→ **Упражнения**:
**A.** Скопируйте из отрывка о первых русских военных книгах фрагмент между словами «В конце XVI» и «начала XVII в.», включая оба. Текст должен совпадать с оригиналом.
**B.** Определите, соответствуют ли отрывку о первых русских военных книгах утверждения (i)–(iii). Ответьте «да» или «нет» и приведите решающие слова отрывка в точной цитате. (i) Работа над Уставом заняла у автора 14 лет. (ii) Устав дошел до нас в нескольких рукописных экземплярах. (iii) Из восьми задуманных книг была издана только первая.
**C.** Допишите продолжение отрывка о первых русских военных книгах, начиная сразу после его последнего предложения.
### Отрывок
В конце XVI в. совершенствовалась артиллерия и ручное огнестрельное оружие, повышалась его роль в бою, что в свою очередь предъявляло еще более высокие требования к технике. Поэтому естественно, что автор Устава больше внимания уделял производству и применению нового оружия. Труд Онисима Михайлова вполне отвечал уровню развития военной науки того времени. К тому же он являлся руководством для практической деятельности (задача, поставленная автору В. Шуйским), а не продуктом оторванного от жизни теоретизирования.

Для разработки Устава автору потребовалось 14 лет, в течение которых он, по-видимому, наблюдал организационную и боевую практику русского войска, изучал военную историю и иностранную военную литературу. В своем труде О. Михайлов обобщил национальный и западноевропейский опыт военного дела. Устав показывает высокий уровень развития русской военно-теоретической мысли начала XVII в.

Мы знаем о существовании только рукописи Устава в единственном экземпляре. Однако не без основания можно полагать, что содержание этого труда устно и в отдельных выписках было известно современникам и многие рекомендации Устава практически осуществлялись.

В 1647 г. была издана первая русская печатная военная [275] книга — «Учение и хитрость ратного строения пехотных людей»{323}.

Автор (неизвестный) задумал «объявить» «богатую ратную мудрость», объявить то, что «много сот лет закрыто и тайно и не в лицах было»{324}. Опубликованный им план труда составляет восемь книг, включающих «настоящую мудрость» пехотных и конных людей, пушечного наряда, воинских крепостей и корабельную ратную науку. В восьмой книге предполагалось изложить «всякие разговоры и надобные вопросы, которые во многих ратных делех бывали, и еще и впредь прилучитися могут»{325}. Написана и издана была только первая книга — о «настоящей мудрости» пехотных людей.
######
### Перечень строк
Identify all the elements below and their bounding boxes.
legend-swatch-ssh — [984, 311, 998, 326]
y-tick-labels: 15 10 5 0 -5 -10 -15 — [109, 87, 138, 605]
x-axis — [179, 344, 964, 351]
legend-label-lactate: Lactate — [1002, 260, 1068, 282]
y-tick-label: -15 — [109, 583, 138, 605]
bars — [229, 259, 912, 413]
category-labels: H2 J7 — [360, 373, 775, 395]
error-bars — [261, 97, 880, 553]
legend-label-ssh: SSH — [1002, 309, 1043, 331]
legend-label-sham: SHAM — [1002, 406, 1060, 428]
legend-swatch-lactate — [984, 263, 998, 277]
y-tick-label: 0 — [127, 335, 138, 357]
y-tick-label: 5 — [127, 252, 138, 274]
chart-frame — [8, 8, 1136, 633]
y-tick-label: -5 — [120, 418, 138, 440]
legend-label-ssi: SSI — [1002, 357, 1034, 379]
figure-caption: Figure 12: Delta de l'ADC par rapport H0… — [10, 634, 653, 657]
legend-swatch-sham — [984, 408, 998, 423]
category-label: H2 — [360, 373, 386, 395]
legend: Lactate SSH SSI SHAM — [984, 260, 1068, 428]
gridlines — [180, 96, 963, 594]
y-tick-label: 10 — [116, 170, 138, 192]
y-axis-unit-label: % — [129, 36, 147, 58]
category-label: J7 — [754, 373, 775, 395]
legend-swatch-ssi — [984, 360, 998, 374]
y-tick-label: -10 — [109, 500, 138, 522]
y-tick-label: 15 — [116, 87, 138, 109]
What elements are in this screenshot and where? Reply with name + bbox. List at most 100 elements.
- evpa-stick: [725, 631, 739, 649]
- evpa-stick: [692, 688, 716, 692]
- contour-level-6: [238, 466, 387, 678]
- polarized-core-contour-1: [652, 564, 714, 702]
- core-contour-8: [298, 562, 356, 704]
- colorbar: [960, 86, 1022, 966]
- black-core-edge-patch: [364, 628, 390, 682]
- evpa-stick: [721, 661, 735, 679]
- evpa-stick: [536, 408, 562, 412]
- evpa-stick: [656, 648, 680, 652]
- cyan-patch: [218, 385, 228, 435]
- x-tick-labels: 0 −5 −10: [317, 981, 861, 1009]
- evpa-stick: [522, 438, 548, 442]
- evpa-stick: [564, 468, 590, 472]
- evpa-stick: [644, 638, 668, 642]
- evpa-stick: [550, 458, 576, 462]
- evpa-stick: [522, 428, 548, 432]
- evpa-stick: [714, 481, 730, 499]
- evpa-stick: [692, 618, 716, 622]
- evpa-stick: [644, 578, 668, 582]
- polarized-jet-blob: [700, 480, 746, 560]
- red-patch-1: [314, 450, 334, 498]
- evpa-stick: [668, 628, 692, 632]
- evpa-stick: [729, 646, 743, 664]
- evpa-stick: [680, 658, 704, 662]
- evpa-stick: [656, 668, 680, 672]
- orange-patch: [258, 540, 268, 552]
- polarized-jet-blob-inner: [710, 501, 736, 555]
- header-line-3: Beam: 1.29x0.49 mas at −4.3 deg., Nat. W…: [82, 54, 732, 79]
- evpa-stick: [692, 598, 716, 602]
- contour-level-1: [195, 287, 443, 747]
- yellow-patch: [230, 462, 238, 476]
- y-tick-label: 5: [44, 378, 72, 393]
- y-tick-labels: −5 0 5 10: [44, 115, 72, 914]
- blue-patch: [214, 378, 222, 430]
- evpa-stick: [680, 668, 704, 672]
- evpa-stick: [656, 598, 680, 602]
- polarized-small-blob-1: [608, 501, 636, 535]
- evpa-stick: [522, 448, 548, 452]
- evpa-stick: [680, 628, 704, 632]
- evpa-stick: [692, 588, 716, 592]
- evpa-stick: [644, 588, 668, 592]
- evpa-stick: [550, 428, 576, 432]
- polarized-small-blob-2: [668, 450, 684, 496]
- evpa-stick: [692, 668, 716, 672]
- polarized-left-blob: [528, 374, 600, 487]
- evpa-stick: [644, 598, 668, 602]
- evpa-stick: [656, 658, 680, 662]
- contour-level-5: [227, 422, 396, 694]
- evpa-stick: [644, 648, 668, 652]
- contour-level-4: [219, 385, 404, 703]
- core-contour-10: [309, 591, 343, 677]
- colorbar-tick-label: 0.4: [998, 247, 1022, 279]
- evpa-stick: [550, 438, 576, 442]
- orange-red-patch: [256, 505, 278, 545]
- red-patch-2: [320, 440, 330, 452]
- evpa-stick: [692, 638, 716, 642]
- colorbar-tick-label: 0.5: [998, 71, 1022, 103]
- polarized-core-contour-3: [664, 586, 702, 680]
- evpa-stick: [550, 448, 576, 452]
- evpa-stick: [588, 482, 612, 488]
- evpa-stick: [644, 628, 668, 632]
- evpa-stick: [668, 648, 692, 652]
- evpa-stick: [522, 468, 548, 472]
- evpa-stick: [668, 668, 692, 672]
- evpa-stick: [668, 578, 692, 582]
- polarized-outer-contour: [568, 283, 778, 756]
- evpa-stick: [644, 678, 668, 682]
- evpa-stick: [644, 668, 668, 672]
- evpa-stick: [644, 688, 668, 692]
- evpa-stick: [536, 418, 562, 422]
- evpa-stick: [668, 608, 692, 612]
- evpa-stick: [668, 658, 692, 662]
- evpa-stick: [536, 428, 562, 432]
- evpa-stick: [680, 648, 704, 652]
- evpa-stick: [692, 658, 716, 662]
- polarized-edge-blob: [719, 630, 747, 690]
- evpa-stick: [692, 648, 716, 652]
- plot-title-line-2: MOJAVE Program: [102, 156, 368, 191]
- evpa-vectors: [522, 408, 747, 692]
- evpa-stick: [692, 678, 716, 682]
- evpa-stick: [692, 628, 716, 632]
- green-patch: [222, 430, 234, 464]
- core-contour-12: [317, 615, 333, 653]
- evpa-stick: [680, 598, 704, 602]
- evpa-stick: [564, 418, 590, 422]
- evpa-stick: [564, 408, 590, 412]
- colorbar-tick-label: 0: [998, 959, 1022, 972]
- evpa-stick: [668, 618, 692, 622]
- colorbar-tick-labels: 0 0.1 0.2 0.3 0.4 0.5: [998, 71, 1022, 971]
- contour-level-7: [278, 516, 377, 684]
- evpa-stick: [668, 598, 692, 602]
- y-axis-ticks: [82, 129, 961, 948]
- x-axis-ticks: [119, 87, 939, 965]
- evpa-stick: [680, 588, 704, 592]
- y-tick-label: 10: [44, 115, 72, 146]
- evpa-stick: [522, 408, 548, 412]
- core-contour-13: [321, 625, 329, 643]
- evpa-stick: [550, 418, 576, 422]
######
### Перечень строк
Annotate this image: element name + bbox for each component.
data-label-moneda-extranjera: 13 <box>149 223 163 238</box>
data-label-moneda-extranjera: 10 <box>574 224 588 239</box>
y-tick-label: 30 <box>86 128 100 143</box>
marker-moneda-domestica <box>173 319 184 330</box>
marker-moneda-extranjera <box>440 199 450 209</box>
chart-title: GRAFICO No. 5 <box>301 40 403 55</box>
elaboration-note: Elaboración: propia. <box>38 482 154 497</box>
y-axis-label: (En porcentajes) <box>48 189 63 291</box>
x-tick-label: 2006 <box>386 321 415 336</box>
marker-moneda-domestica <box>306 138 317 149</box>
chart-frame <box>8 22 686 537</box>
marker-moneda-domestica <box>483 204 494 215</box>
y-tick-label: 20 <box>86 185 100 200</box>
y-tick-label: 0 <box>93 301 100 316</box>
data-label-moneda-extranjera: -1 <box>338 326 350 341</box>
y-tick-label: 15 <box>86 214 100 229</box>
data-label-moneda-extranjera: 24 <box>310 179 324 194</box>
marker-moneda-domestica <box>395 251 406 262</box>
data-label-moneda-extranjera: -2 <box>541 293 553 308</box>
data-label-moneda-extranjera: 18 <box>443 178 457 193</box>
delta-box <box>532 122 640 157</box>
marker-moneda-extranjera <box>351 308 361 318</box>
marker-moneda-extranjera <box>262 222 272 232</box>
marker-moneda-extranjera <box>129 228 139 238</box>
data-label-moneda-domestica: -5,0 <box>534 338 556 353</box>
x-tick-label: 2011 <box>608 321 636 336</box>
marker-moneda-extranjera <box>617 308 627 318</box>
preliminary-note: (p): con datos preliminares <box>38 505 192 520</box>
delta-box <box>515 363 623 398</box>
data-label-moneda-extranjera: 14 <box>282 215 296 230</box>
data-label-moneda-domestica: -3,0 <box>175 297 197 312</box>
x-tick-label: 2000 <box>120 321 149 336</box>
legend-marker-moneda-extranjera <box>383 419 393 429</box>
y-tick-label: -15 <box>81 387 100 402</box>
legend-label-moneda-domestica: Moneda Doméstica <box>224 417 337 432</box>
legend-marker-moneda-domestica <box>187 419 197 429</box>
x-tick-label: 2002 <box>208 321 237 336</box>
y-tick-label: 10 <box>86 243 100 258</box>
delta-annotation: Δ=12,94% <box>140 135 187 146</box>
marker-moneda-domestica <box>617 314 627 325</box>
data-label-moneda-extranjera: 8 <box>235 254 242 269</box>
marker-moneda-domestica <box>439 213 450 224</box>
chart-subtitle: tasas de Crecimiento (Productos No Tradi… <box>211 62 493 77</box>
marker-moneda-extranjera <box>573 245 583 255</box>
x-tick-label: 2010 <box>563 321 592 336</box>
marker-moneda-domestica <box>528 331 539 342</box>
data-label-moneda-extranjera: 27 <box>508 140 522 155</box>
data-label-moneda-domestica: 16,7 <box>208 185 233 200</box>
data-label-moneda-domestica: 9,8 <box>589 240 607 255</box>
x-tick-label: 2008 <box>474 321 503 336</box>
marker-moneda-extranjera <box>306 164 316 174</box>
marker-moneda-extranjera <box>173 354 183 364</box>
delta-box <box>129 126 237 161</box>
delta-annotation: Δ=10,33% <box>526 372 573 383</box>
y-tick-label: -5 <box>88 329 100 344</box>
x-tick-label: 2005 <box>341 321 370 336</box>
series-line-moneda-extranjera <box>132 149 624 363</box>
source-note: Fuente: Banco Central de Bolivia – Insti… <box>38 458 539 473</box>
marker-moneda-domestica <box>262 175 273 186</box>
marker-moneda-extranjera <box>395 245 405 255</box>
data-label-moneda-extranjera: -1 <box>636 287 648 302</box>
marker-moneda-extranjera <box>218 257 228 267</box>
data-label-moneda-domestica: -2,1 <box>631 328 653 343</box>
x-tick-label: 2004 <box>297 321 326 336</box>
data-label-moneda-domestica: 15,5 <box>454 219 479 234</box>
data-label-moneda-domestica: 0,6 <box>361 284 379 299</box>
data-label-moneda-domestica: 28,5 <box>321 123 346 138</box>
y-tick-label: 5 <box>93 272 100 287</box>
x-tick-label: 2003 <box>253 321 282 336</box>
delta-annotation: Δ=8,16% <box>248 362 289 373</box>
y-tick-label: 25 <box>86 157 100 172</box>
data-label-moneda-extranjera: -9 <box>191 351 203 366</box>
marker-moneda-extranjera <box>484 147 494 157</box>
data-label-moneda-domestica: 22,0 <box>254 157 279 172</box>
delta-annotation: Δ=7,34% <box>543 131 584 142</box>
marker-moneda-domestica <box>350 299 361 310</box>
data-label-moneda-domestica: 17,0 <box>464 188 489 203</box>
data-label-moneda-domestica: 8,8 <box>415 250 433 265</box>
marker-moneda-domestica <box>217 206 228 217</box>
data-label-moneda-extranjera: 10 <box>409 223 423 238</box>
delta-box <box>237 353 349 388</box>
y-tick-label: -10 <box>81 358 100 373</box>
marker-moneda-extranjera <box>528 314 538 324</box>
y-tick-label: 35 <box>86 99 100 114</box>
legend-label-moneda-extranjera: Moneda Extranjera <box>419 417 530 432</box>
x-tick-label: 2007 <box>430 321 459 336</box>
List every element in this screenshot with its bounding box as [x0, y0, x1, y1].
######
→ **Ответы к заданиям**:
**A.**
В конце XVI в. совершенствовалась артиллерия и ручное огнестрельное оружие, повышалась его роль в бою, что в свою очередь предъявляло еще более высокие требования к технике. Поэтому естественно, что автор Устава больше внимания уделял производству и применению нового оружия. Труд Онисима Михайлова вполне отвечал уровню развития военной науки того времени. К тому же он являлся руководством для практической деятельности (задача, поставленная автору В. Шуйским), а не продуктом оторванного от жизни теоретизирования.

Для разработки Устава автору потребовалось 14 лет, в течение которых он, по-видимому, наблюдал организационную и боевую практику русского войска, изучал военную историю и иностранную военную литературу. В своем труде О. Михайлов обобщил национальный и западноевропейский опыт военного дела. Устав показывает высокий уровень развития русской военно-теоретической мысли начала XVII в.

**B.**
(i) Да: «Для разработки Устава автору потребовалось 14 лет».
(ii) Нет: «Мы знаем о существовании только рукописи Устава в единственном экземпляре».
(iii) Да: «Написана и издана была только первая книга — о «настоящей мудрости» пехотных людей».

**C.**
Вопрос об авторстве этого труда до сего времени не выяснен. Некоторые критики говорят о «составителях». Автор же именует себя в первом лице единственного числа: «я как есть молодой и не искусный ученик», «я себе во ум взял», «я тебе подлинно во уставех и науках укажю»{326} и т. д.

Представители русской военной науки XIX в. характеризовали данный труд как текстовой перевод с немецкого языка, но о первоисточнике не имели единого мнения. Обручев называл его переводом Устава Карла V с весьма незначительными переделками{327}, Бобровский — переводом учебника тактики конца XVI в. Л. Фронспаргера{328}, Мышлаевский — переводом «Военного искусства пехоты» (Kriegkunst zu Fuss, 1615) Вальгаузена первой четверти XVII в.{329}.

Нет достаточных оснований говорить о текстовом переводе с какого-либо иностранного труда, так как в Уставе учитывается ряд особенностей вооруженной организации Русского государства. Однако бесполезно доказывать авторскую оригинальность, так как в книге говорится о военной организации «Священной римской империи» и автор — патриот своего государства. Так, например, он пишет: «Как и свет стал такова ратного строю не бывало как ныне у нас цесарцев»{330}.

Рассмотрим основное содержание этой первой печатной военной книги в России.

В предисловии автор прежде всего выясняет значение «единой [276] и прямой мудрости, которая опричь богословие, паче и превыше всех иных мудростей»{331}. Эта «мудрость» помогает ратным людям «легкими трудами себе великую прибыль, а недругу большую поруху учинити»; она учит, «как добро воевати».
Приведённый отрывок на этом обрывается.